##### TASK INPUT #####

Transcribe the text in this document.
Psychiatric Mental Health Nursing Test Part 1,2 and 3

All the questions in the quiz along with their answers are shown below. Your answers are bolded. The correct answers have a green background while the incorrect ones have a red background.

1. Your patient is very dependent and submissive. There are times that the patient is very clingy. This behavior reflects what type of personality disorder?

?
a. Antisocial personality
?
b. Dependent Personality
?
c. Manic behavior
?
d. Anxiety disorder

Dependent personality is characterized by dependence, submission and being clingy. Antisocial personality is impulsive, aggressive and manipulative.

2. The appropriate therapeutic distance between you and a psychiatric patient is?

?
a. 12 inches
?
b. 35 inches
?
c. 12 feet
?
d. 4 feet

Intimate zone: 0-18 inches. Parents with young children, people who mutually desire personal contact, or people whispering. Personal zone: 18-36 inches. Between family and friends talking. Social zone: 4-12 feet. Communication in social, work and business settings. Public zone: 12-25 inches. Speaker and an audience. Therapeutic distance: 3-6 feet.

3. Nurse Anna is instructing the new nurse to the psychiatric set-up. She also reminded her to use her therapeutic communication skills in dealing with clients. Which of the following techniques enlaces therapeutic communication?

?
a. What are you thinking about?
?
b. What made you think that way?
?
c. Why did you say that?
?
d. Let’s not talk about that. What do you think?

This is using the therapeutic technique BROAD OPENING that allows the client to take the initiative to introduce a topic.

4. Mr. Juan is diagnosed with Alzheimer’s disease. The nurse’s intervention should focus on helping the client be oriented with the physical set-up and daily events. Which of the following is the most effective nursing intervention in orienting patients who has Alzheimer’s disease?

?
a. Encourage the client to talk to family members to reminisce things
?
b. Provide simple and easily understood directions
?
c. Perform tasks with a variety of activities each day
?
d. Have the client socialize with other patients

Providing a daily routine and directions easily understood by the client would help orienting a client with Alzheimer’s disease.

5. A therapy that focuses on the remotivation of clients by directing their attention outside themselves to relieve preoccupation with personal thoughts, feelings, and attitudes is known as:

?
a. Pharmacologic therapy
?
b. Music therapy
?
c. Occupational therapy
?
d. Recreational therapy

#####

◆ **PROBLEM STATEMENT**: Copy out each line of the entries above that holds "about".

◆ **TASK RESULT**:
a. What are you thinking about?
d. Let’s not talk about that. What do you think?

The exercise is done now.